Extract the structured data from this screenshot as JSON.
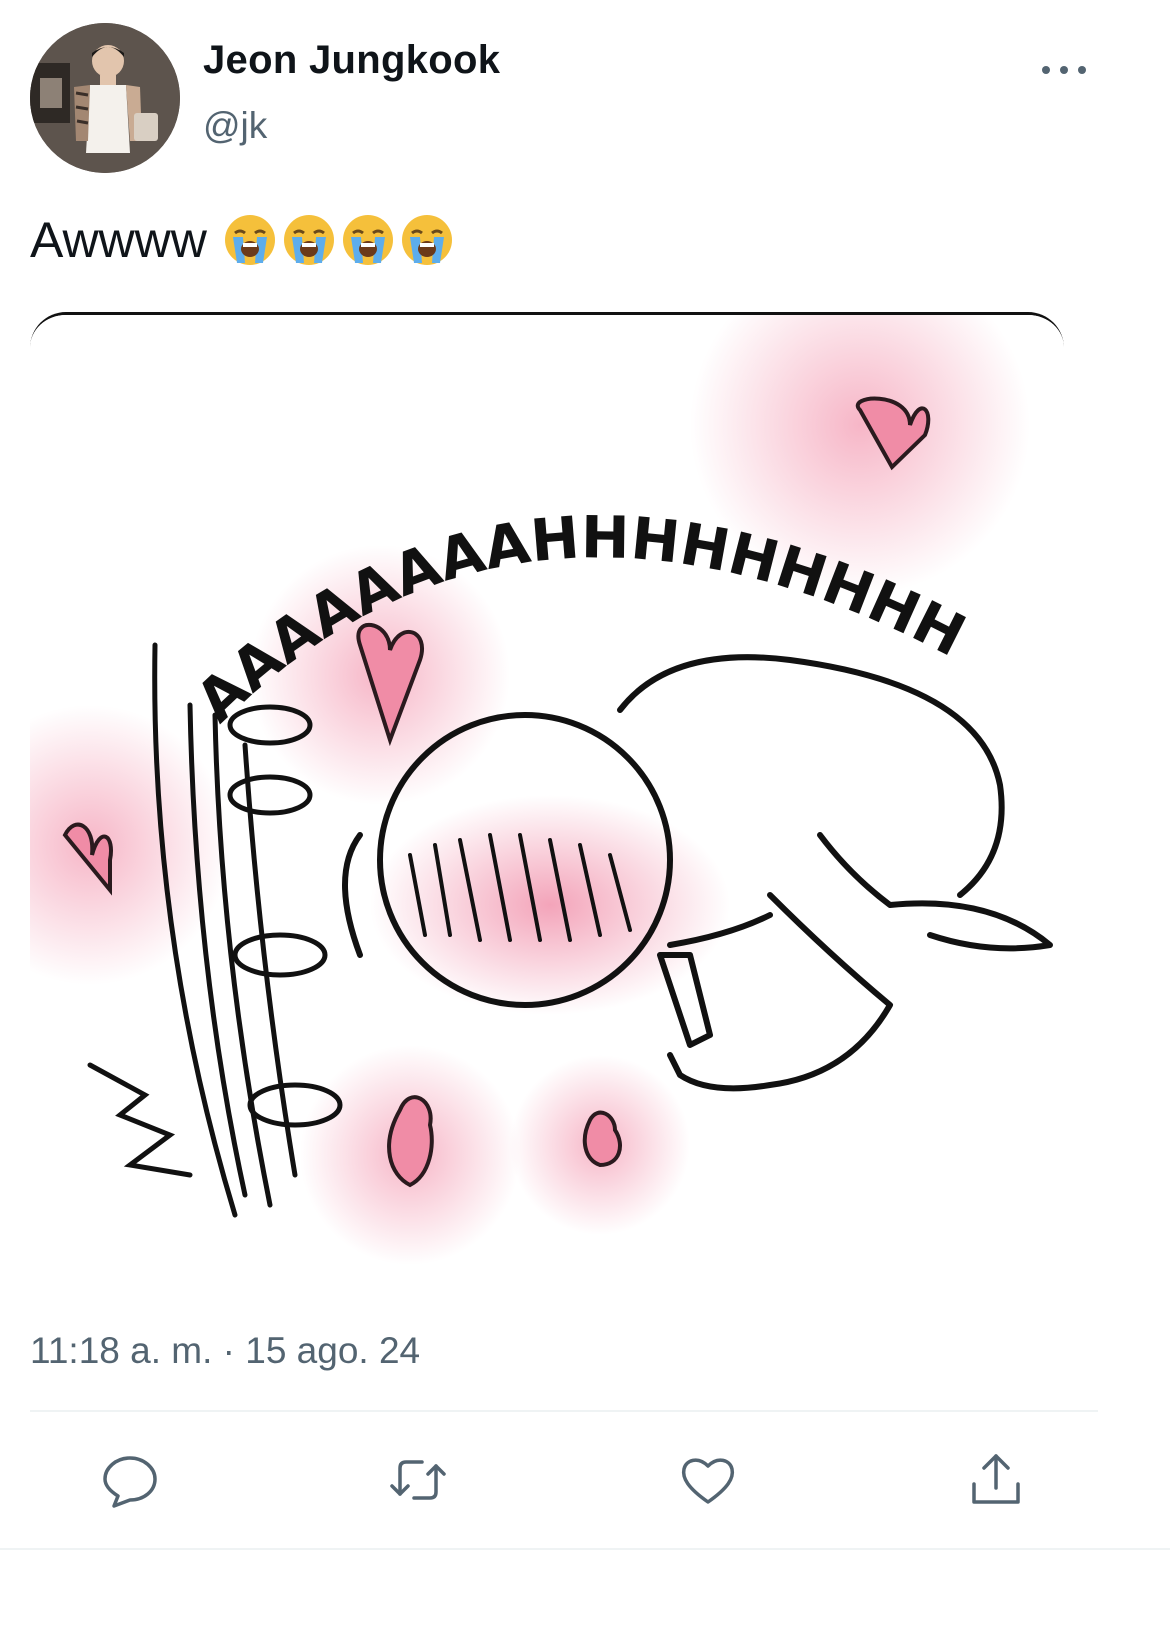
{
  "tweet": {
    "author_name": "Jeon Jungkook",
    "author_handle": "@jk",
    "text": "Awwww",
    "emojis": [
      "loudly-crying-face",
      "loudly-crying-face",
      "loudly-crying-face",
      "loudly-crying-face"
    ],
    "image_caption_text": "AAAAAAAAHHHHHHHHH",
    "timestamp": "11:18 a. m. · 15 ago. 24"
  },
  "actions": [
    {
      "name": "reply-icon"
    },
    {
      "name": "retweet-icon"
    },
    {
      "name": "like-icon"
    },
    {
      "name": "share-icon"
    }
  ],
  "colors": {
    "text": "#0f1419",
    "secondary": "#536471",
    "divider": "#eff3f4",
    "heart_pink": "#f08ca6",
    "blush": "#f7c6d3"
  }
}
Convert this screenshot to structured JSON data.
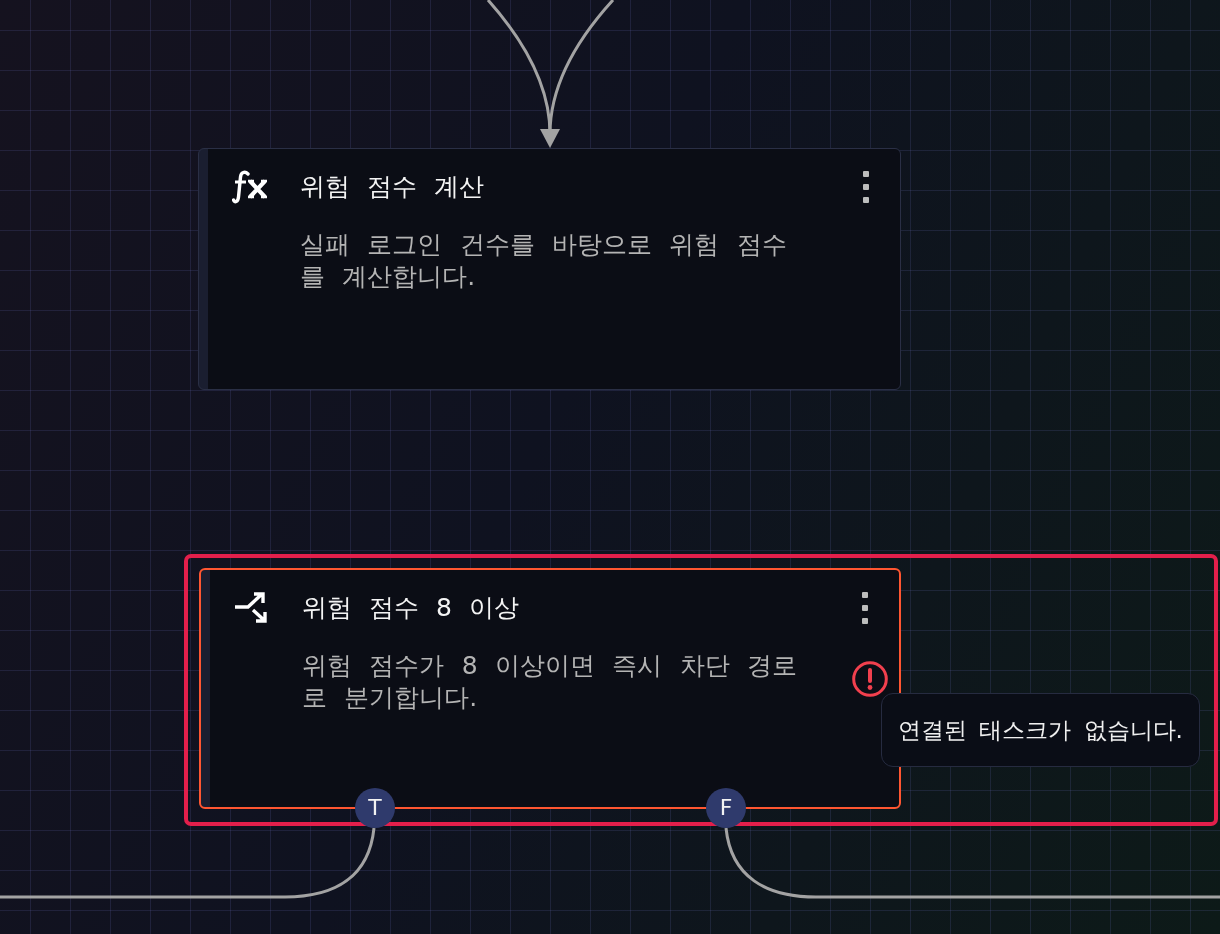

* * * * * * *

WHAT YOU SHOULD DO: Take the records above and transcribe them exactly, dropping every picture.

ANSWER BELOW:
Extract the structured data from this screenshot as JSON.
{
  "tweet": {
    "author_name": "Jeon Jungkook",
    "author_handle": "@jk",
    "text": "Awwww",
    "emojis": [
      "loudly-crying-face",
      "loudly-crying-face",
      "loudly-crying-face",
      "loudly-crying-face"
    ],
    "image_caption_text": "AAAAAAAAHHHHHHHHH",
    "timestamp": "11:18 a. m. · 15 ago. 24"
  },
  "actions": [
    {
      "name": "reply-icon"
    },
    {
      "name": "retweet-icon"
    },
    {
      "name": "like-icon"
    },
    {
      "name": "share-icon"
    }
  ],
  "colors": {
    "text": "#0f1419",
    "secondary": "#536471",
    "divider": "#eff3f4",
    "heart_pink": "#f08ca6",
    "blush": "#f7c6d3"
  }
}
Convert this screenshot to structured JSON data.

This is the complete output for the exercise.